All entries should be output exactly as they stand.

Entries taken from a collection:
-- BEGIN --

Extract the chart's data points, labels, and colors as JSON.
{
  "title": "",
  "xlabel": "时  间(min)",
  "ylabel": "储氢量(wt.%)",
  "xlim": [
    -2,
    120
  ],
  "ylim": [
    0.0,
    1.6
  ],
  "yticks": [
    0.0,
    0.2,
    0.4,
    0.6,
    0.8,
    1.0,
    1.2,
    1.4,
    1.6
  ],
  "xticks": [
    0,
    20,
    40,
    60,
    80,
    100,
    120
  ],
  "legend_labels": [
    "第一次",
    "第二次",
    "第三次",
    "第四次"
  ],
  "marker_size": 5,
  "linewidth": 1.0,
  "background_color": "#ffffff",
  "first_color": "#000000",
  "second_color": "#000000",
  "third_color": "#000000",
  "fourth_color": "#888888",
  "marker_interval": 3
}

-- END --

*Solved problem:*
Extract the chart's data points, labels, and colors as JSON.
{
  "title": "",
  "xlabel": "时  间(min)",
  "ylabel": "储氢量(wt.%)",
  "xlim": [
    -2,
    120
  ],
  "ylim": [
    0.0,
    1.6
  ],
  "yticks": [
    0.0,
    0.2,
    0.4,
    0.6,
    0.8,
    1.0,
    1.2,
    1.4,
    1.6
  ],
  "xticks": [
    0,
    20,
    40,
    60,
    80,
    100,
    120
  ],
  "legend_labels": [
    "第一次",
    "第二次",
    "第三次",
    "第四次"
  ],
  "marker_size": 5,
  "linewidth": 1.0,
  "background_color": "#ffffff",
  "first_color": "#000000",
  "second_color": "#000000",
  "third_color": "#000000",
  "fourth_color": "#888888",
  "marker_interval": 3
}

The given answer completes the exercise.